◆ Given task: All records must be quoted exactly. Omit the pictures.

◆ Given data:
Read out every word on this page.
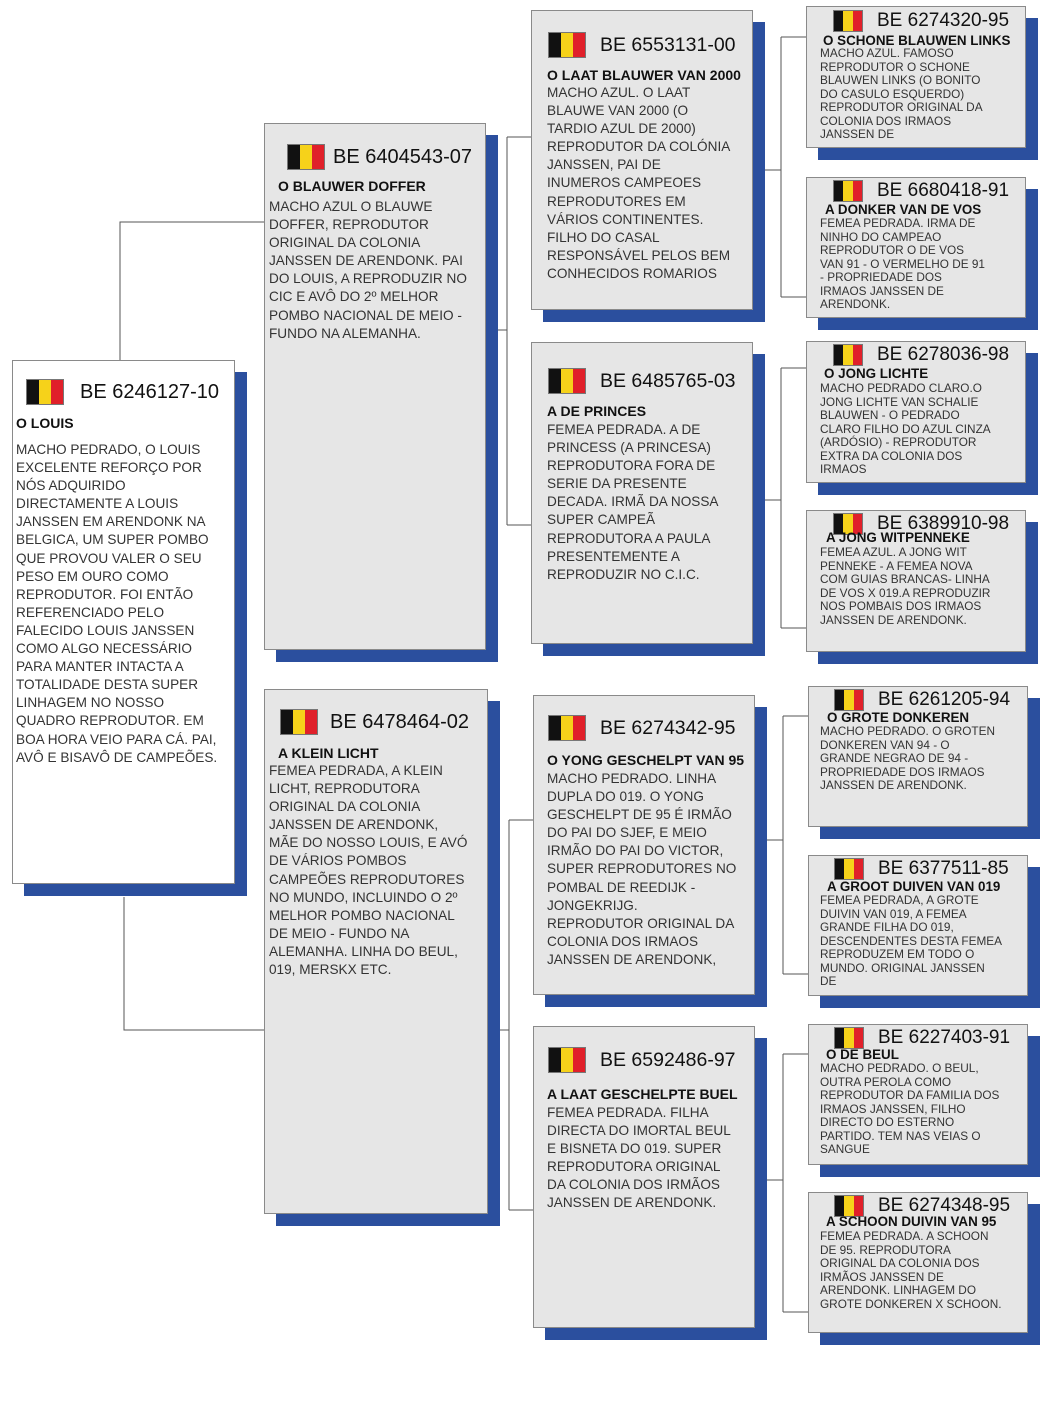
BE 6246127-10
O LOUIS
MACHO PEDRADO, O LOUIS EXCELENTE REFORÇO POR NÓS ADQUIRIDO DIRECTAMENTE A LOUIS JANSSEN EM ARENDONK NA BELGICA, UM SUPER POMBO QUE PROVOU VALER O SEU PESO EM OURO COMO REPRODUTOR. FOI ENTÃO REFERENCIADO PELO FALECIDO LOUIS JANSSEN COMO ALGO NECESSÁRIO PARA MANTER INTACTA A TOTALIDADE DESTA SUPER LINHAGEM NO NOSSO QUADRO REPRODUTOR. EM BOA HORA VEIO PARA CÁ. PAI, AVÔ E BISAVÔ DE CAMPEÕES.
BE 6404543-07
O BLAUWER DOFFER
MACHO AZUL O BLAUWE DOFFER, REPRODUTOR ORIGINAL DA COLONIA JANSSEN DE ARENDONK. PAI DO LOUIS, A REPRODUZIR NO CIC E AVÔ DO 2º MELHOR POMBO NACIONAL DE MEIO - FUNDO NA ALEMANHA.
BE 6478464-02
A KLEIN LICHT
FEMEA PEDRADA, A KLEIN LICHT, REPRODUTORA ORIGINAL DA COLONIA JANSSEN DE ARENDONK, MÃE DO NOSSO LOUIS, E AVÓ DE VÁRIOS POMBOS CAMPEÕES REPRODUTORES NO MUNDO, INCLUINDO O 2º MELHOR POMBO NACIONAL DE MEIO - FUNDO NA ALEMANHA. LINHA DO BEUL, 019, MERSKX ETC.
BE 6553131-00
O LAAT BLAUWER VAN 2000
MACHO AZUL. O LAAT BLAUWE VAN 2000 (O TARDIO AZUL DE 2000) REPRODUTOR DA COLÓNIA JANSSEN, PAI DE INUMEROS CAMPEOES REPRODUTORES EM VÁRIOS CONTINENTES. FILHO DO CASAL RESPONSÁVEL PELOS BEM CONHECIDOS ROMARIOS
BE 6485765-03
A DE PRINCES
FEMEA PEDRADA. A DE PRINCESS (A PRINCESA) REPRODUTORA FORA DE SERIE DA PRESENTE DECADA. IRMÃ DA NOSSA SUPER CAMPEÃ REPRODUTORA A PAULA PRESENTEMENTE A REPRODUZIR NO C.I.C.
BE 6274342-95
O YONG GESCHELPT VAN 95
MACHO PEDRADO. LINHA DUPLA DO 019. O YONG GESCHELPT DE 95 É IRMÃO DO PAI DO SJEF, E MEIO IRMÃO DO PAI DO VICTOR, SUPER REPRODUTORES NO POMBAL DE REEDIJK - JONGEKRIJG. REPRODUTOR ORIGINAL DA COLONIA DOS IRMAOS JANSSEN DE ARENDONK,
BE 6592486-97
A LAAT GESCHELPTE BUEL
FEMEA PEDRADA. FILHA DIRECTA DO IMORTAL BEUL E BISNETA DO 019. SUPER REPRODUTORA ORIGINAL DA COLONIA DOS IRMÃOS JANSSEN DE ARENDONK.
BE 6274320-95
O SCHONE BLAUWEN LINKS
MACHO AZUL. FAMOSO REPRODUTOR O SCHONE BLAUWEN LINKS (O BONITO DO CASULO ESQUERDO) REPRODUTOR ORIGINAL DA COLONIA DOS IRMAOS JANSSEN DE
BE 6680418-91
A DONKER VAN DE VOS
FEMEA PEDRADA. IRMA DE NINHO DO CAMPEAO REPRODUTOR O DE VOS VAN 91 - O VERMELHO DE 91 - PROPRIEDADE DOS IRMAOS JANSSEN DE ARENDONK.
BE 6278036-98
O JONG LICHTE
MACHO PEDRADO CLARO.O JONG LICHTE VAN SCHALIE BLAUWEN - O PEDRADO CLARO FILHO DO AZUL CINZA (ARDÓSIO) - REPRODUTOR EXTRA DA COLONIA DOS IRMAOS
BE 6389910-98
A JONG WITPENNEKE
FEMEA AZUL. A JONG WIT PENNEKE - A FEMEA NOVA COM GUIAS BRANCAS- LINHA DE VOS X 019.A REPRODUZIR NOS POMBAIS DOS IRMAOS JANSSEN DE ARENDONK.
BE 6261205-94
O GROTE DONKEREN
MACHO PEDRADO. O GROTEN DONKEREN VAN 94 - O GRANDE NEGRAO DE 94 - PROPRIEDADE DOS IRMAOS JANSSEN DE ARENDONK.
BE 6377511-85
A GROOT DUIVEN VAN 019
FEMEA PEDRADA, A GROTE DUIVIN VAN 019, A FEMEA GRANDE FILHA DO 019, DESCENDENTES DESTA FEMEA REPRODUZEM EM TODO O MUNDO. ORIGINAL JANSSEN DE
BE 6227403-91
O DE BEUL
MACHO PEDRADO. O BEUL, OUTRA PEROLA COMO REPRODUTOR DA FAMILIA DOS IRMAOS JANSSEN, FILHO DIRECTO DO ESTERNO PARTIDO. TEM NAS VEIAS O SANGUE
BE 6274348-95
A SCHOON DUIVIN VAN 95
FEMEA PEDRADA. A SCHOON DE 95. REPRODUTORA ORIGINAL DA COLONIA DOS IRMÃOS JANSSEN DE ARENDONK. LINHAGEM DO GROTE DONKEREN X SCHOON.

◆ Final result:
Read out every word on this page.
BE 6246127-10
O LOUIS
MACHO PEDRADO, O LOUIS EXCELENTE REFORÇO POR NÓS ADQUIRIDO DIRECTAMENTE A LOUIS JANSSEN EM ARENDONK NA BELGICA, UM SUPER POMBO QUE PROVOU VALER O SEU PESO EM OURO COMO REPRODUTOR. FOI ENTÃO REFERENCIADO PELO FALECIDO LOUIS JANSSEN COMO ALGO NECESSÁRIO PARA MANTER INTACTA A TOTALIDADE DESTA SUPER LINHAGEM NO NOSSO QUADRO REPRODUTOR. EM BOA HORA VEIO PARA CÁ. PAI, AVÔ E BISAVÔ DE CAMPEÕES.
BE 6404543-07
O BLAUWER DOFFER
MACHO AZUL O BLAUWE DOFFER, REPRODUTOR ORIGINAL DA COLONIA JANSSEN DE ARENDONK. PAI DO LOUIS, A REPRODUZIR NO CIC E AVÔ DO 2º MELHOR POMBO NACIONAL DE MEIO - FUNDO NA ALEMANHA.
BE 6478464-02
A KLEIN LICHT
FEMEA PEDRADA, A KLEIN LICHT, REPRODUTORA ORIGINAL DA COLONIA JANSSEN DE ARENDONK, MÃE DO NOSSO LOUIS, E AVÓ DE VÁRIOS POMBOS CAMPEÕES REPRODUTORES NO MUNDO, INCLUINDO O 2º MELHOR POMBO NACIONAL DE MEIO - FUNDO NA ALEMANHA. LINHA DO BEUL, 019, MERSKX ETC.
BE 6553131-00
O LAAT BLAUWER VAN 2000
MACHO AZUL. O LAAT BLAUWE VAN 2000 (O TARDIO AZUL DE 2000) REPRODUTOR DA COLÓNIA JANSSEN, PAI DE INUMEROS CAMPEOES REPRODUTORES EM VÁRIOS CONTINENTES. FILHO DO CASAL RESPONSÁVEL PELOS BEM CONHECIDOS ROMARIOS
BE 6485765-03
A DE PRINCES
FEMEA PEDRADA. A DE PRINCESS (A PRINCESA) REPRODUTORA FORA DE SERIE DA PRESENTE DECADA. IRMÃ DA NOSSA SUPER CAMPEÃ REPRODUTORA A PAULA PRESENTEMENTE A REPRODUZIR NO C.I.C.
BE 6274342-95
O YONG GESCHELPT VAN 95
MACHO PEDRADO. LINHA DUPLA DO 019. O YONG GESCHELPT DE 95 É IRMÃO DO PAI DO SJEF, E MEIO IRMÃO DO PAI DO VICTOR, SUPER REPRODUTORES NO POMBAL DE REEDIJK - JONGEKRIJG. REPRODUTOR ORIGINAL DA COLONIA DOS IRMAOS JANSSEN DE ARENDONK,
BE 6592486-97
A LAAT GESCHELPTE BUEL
FEMEA PEDRADA. FILHA DIRECTA DO IMORTAL BEUL E BISNETA DO 019. SUPER REPRODUTORA ORIGINAL DA COLONIA DOS IRMÃOS JANSSEN DE ARENDONK.
BE 6274320-95
O SCHONE BLAUWEN LINKS
MACHO AZUL. FAMOSO REPRODUTOR O SCHONE BLAUWEN LINKS (O BONITO DO CASULO ESQUERDO) REPRODUTOR ORIGINAL DA COLONIA DOS IRMAOS JANSSEN DE
BE 6680418-91
A DONKER VAN DE VOS
FEMEA PEDRADA. IRMA DE NINHO DO CAMPEAO REPRODUTOR O DE VOS VAN 91 - O VERMELHO DE 91 - PROPRIEDADE DOS IRMAOS JANSSEN DE ARENDONK.
BE 6278036-98
O JONG LICHTE
MACHO PEDRADO CLARO.O JONG LICHTE VAN SCHALIE BLAUWEN - O PEDRADO CLARO FILHO DO AZUL CINZA (ARDÓSIO) - REPRODUTOR EXTRA DA COLONIA DOS IRMAOS
BE 6389910-98
A JONG WITPENNEKE
FEMEA AZUL. A JONG WIT PENNEKE - A FEMEA NOVA COM GUIAS BRANCAS- LINHA DE VOS X 019.A REPRODUZIR NOS POMBAIS DOS IRMAOS JANSSEN DE ARENDONK.
BE 6261205-94
O GROTE DONKEREN
MACHO PEDRADO. O GROTEN DONKEREN VAN 94 - O GRANDE NEGRAO DE 94 - PROPRIEDADE DOS IRMAOS JANSSEN DE ARENDONK.
BE 6377511-85
A GROOT DUIVEN VAN 019
FEMEA PEDRADA, A GROTE DUIVIN VAN 019, A FEMEA GRANDE FILHA DO 019, DESCENDENTES DESTA FEMEA REPRODUZEM EM TODO O MUNDO. ORIGINAL JANSSEN DE
BE 6227403-91
O DE BEUL
MACHO PEDRADO. O BEUL, OUTRA PEROLA COMO REPRODUTOR DA FAMILIA DOS IRMAOS JANSSEN, FILHO DIRECTO DO ESTERNO PARTIDO. TEM NAS VEIAS O SANGUE
BE 6274348-95
A SCHOON DUIVIN VAN 95
FEMEA PEDRADA. A SCHOON DE 95. REPRODUTORA ORIGINAL DA COLONIA DOS IRMÃOS JANSSEN DE ARENDONK. LINHAGEM DO GROTE DONKEREN X SCHOON.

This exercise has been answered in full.